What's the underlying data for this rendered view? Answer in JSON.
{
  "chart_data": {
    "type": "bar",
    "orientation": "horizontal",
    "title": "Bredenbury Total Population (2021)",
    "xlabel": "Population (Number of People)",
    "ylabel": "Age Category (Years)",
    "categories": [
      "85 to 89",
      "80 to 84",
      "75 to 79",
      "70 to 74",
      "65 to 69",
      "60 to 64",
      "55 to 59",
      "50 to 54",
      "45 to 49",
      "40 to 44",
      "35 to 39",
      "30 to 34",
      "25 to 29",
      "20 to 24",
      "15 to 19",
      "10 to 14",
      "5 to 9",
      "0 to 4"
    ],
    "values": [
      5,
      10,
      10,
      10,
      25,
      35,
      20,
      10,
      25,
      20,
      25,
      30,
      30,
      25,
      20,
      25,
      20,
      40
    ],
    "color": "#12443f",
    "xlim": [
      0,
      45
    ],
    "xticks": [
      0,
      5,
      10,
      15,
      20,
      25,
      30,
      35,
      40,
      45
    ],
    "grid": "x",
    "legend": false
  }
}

» **Instructions to follow**: Pick out, from the lines above, every one that contains the string "Population".

» **Final result**:
    "title": "Bredenbury Total Population (2021)",
    "xlabel": "Population (Number of People)",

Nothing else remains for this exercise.